▶ _OBJECTIVE_: Below are the records. List every line holding the word "ThemeProvider".

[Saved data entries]

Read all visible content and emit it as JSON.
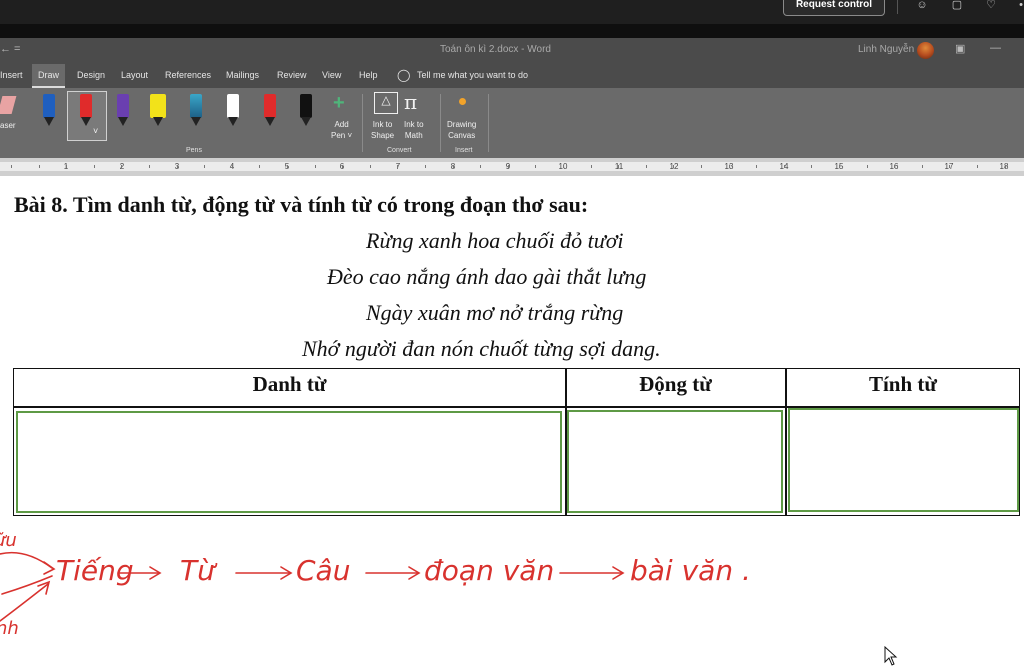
{
  "teams": {
    "request_control": "Request control"
  },
  "word": {
    "quick_access": "← =",
    "doc_title": "Toán ôn kì 2.docx  -  Word",
    "user_name": "Linh Nguyễn",
    "tabs": [
      {
        "label": "Insert"
      },
      {
        "label": "Draw"
      },
      {
        "label": "Design"
      },
      {
        "label": "Layout"
      },
      {
        "label": "References"
      },
      {
        "label": "Mailings"
      },
      {
        "label": "Review"
      },
      {
        "label": "View"
      },
      {
        "label": "Help"
      }
    ],
    "tell_me": "Tell me what you want to do",
    "ribbon": {
      "eraser": "aser",
      "add_pen_1": "Add",
      "add_pen_2": "Pen ˅",
      "ink_to_shape_1": "Ink to",
      "ink_to_shape_2": "Shape",
      "ink_to_math_1": "Ink to",
      "ink_to_math_2": "Math",
      "drawing_canvas_1": "Drawing",
      "drawing_canvas_2": "Canvas",
      "groups": {
        "pens": "Pens",
        "convert": "Convert",
        "insert": "Insert"
      },
      "pen_colors": [
        "#1f5fbf",
        "#e02b2b",
        "#6a3fb0",
        "#f2e21a",
        "#3aa6c8",
        "#ffffff",
        "#e02b2b",
        "#111111"
      ]
    },
    "ruler_numbers": [
      "1",
      "2",
      "3",
      "4",
      "5",
      "6",
      "7",
      "8",
      "9",
      "10",
      "11",
      "12",
      "13",
      "14",
      "15",
      "16",
      "17",
      "18"
    ]
  },
  "document": {
    "heading": "Bài 8. Tìm danh từ, động từ và tính từ có trong đoạn thơ sau:",
    "poem": [
      "Rừng xanh hoa chuối đỏ tươi",
      "Đèo cao nắng ánh dao gài thắt lưng",
      "Ngày xuân mơ nở trắng rừng",
      "Nhớ người đan nón chuốt từng sợi dang."
    ],
    "table_headers": [
      "Danh từ",
      "Động từ",
      "Tính từ"
    ],
    "handwriting": {
      "left_fragment_1": "ữu",
      "left_fragment_2": "nh",
      "chain": [
        "Tiếng",
        "Từ",
        "Câu",
        "đoạn văn",
        "bài văn ."
      ],
      "ink_color": "#d8322e"
    }
  }
}
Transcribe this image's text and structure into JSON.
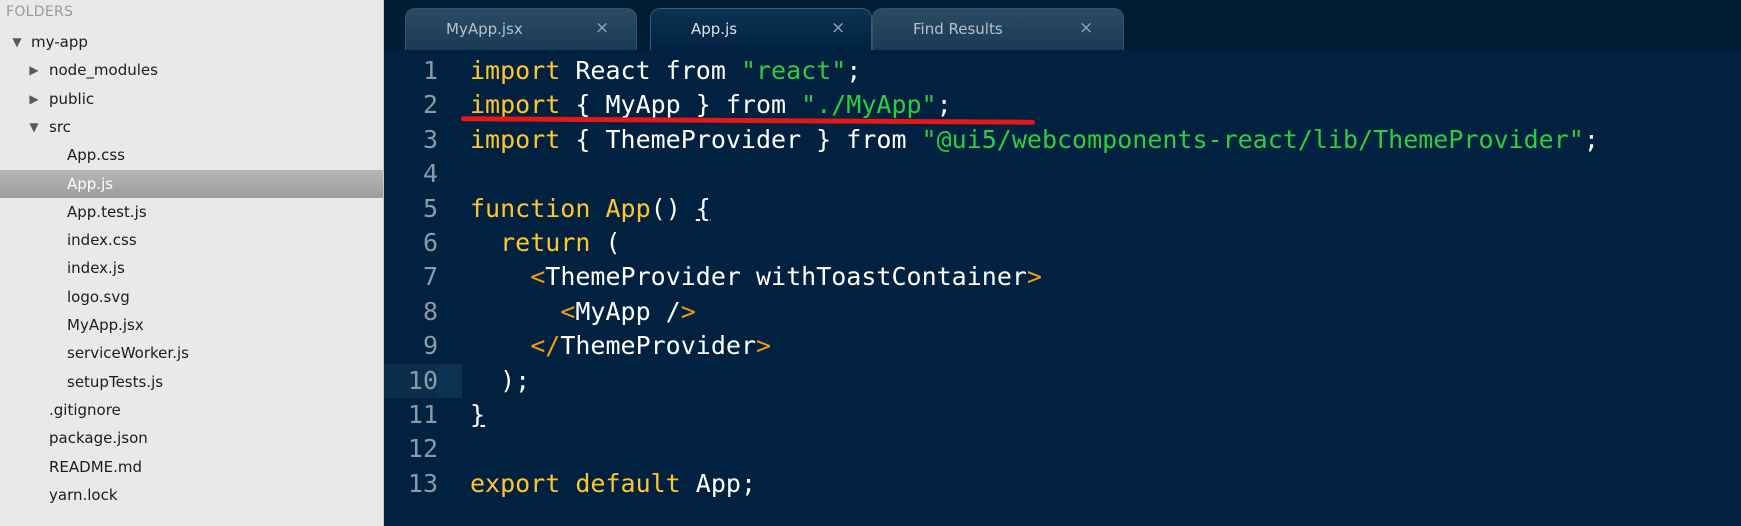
{
  "sidebar": {
    "header": "FOLDERS",
    "rows": [
      {
        "label": "my-app",
        "arrow": "▼",
        "depth": 0
      },
      {
        "label": "node_modules",
        "arrow": "▶",
        "depth": 1
      },
      {
        "label": "public",
        "arrow": "▶",
        "depth": 1
      },
      {
        "label": "src",
        "arrow": "▼",
        "depth": 1
      },
      {
        "label": "App.css",
        "arrow": "",
        "depth": 2
      },
      {
        "label": "App.js",
        "arrow": "",
        "depth": 2,
        "selected": true
      },
      {
        "label": "App.test.js",
        "arrow": "",
        "depth": 2
      },
      {
        "label": "index.css",
        "arrow": "",
        "depth": 2
      },
      {
        "label": "index.js",
        "arrow": "",
        "depth": 2
      },
      {
        "label": "logo.svg",
        "arrow": "",
        "depth": 2
      },
      {
        "label": "MyApp.jsx",
        "arrow": "",
        "depth": 2
      },
      {
        "label": "serviceWorker.js",
        "arrow": "",
        "depth": 2
      },
      {
        "label": "setupTests.js",
        "arrow": "",
        "depth": 2
      },
      {
        "label": ".gitignore",
        "arrow": "",
        "depth": 1
      },
      {
        "label": "package.json",
        "arrow": "",
        "depth": 1
      },
      {
        "label": "README.md",
        "arrow": "",
        "depth": 1
      },
      {
        "label": "yarn.lock",
        "arrow": "",
        "depth": 1
      }
    ]
  },
  "tabs": [
    {
      "label": "MyApp.jsx",
      "close": "×",
      "active": false
    },
    {
      "label": "App.js",
      "close": "×",
      "active": true
    },
    {
      "label": "Find Results",
      "close": "×",
      "active": false
    }
  ],
  "editor": {
    "current_line": 10,
    "lines": [
      {
        "n": "1",
        "tokens": [
          {
            "t": "import",
            "c": "kw"
          },
          {
            "t": " React from ",
            "c": "plain"
          },
          {
            "t": "\"react\"",
            "c": "str"
          },
          {
            "t": ";",
            "c": "plain"
          }
        ]
      },
      {
        "n": "2",
        "tokens": [
          {
            "t": "import",
            "c": "kw"
          },
          {
            "t": " { MyApp } from ",
            "c": "plain"
          },
          {
            "t": "\"./MyApp\"",
            "c": "str"
          },
          {
            "t": ";",
            "c": "plain"
          }
        ]
      },
      {
        "n": "3",
        "tokens": [
          {
            "t": "import",
            "c": "kw"
          },
          {
            "t": " { ThemeProvider } from ",
            "c": "plain"
          },
          {
            "t": "\"@ui5/webcomponents-react/lib/ThemeProvider\"",
            "c": "str"
          },
          {
            "t": ";",
            "c": "plain"
          }
        ]
      },
      {
        "n": "4",
        "tokens": []
      },
      {
        "n": "5",
        "tokens": [
          {
            "t": "function",
            "c": "kw"
          },
          {
            "t": " ",
            "c": "plain"
          },
          {
            "t": "App",
            "c": "kw"
          },
          {
            "t": "() ",
            "c": "plain"
          },
          {
            "t": "{",
            "c": "plain underline"
          }
        ]
      },
      {
        "n": "6",
        "tokens": [
          {
            "t": "  ",
            "c": "plain"
          },
          {
            "t": "return",
            "c": "kw"
          },
          {
            "t": " (",
            "c": "plain"
          }
        ]
      },
      {
        "n": "7",
        "tokens": [
          {
            "t": "    ",
            "c": "plain"
          },
          {
            "t": "<",
            "c": "tag"
          },
          {
            "t": "ThemeProvider withToastContainer",
            "c": "plain"
          },
          {
            "t": ">",
            "c": "tag"
          }
        ]
      },
      {
        "n": "8",
        "tokens": [
          {
            "t": "      ",
            "c": "plain"
          },
          {
            "t": "<",
            "c": "tag"
          },
          {
            "t": "MyApp /",
            "c": "plain"
          },
          {
            "t": ">",
            "c": "tag"
          }
        ]
      },
      {
        "n": "9",
        "tokens": [
          {
            "t": "    ",
            "c": "plain"
          },
          {
            "t": "</",
            "c": "tag"
          },
          {
            "t": "ThemeProvider",
            "c": "plain"
          },
          {
            "t": ">",
            "c": "tag"
          }
        ]
      },
      {
        "n": "10",
        "tokens": [
          {
            "t": "  );",
            "c": "plain"
          }
        ]
      },
      {
        "n": "11",
        "tokens": [
          {
            "t": "}",
            "c": "plain underline"
          }
        ]
      },
      {
        "n": "12",
        "tokens": []
      },
      {
        "n": "13",
        "tokens": [
          {
            "t": "export",
            "c": "kw"
          },
          {
            "t": " ",
            "c": "plain"
          },
          {
            "t": "default",
            "c": "kw"
          },
          {
            "t": " App;",
            "c": "plain"
          }
        ]
      }
    ]
  },
  "colors": {
    "editor_bg": "#002240",
    "keyword": "#ffc62a",
    "string": "#2ecc40",
    "tag_bracket": "#f39c12",
    "annotation_red": "#e51717"
  }
}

▶ _EXERCISE RESULT_:
            "t": " { ThemeProvider } from ",
            "t": "\"@ui5/webcomponents-react/lib/ThemeProvider\"",
            "t": "ThemeProvider withToastContainer",
            "t": "ThemeProvider",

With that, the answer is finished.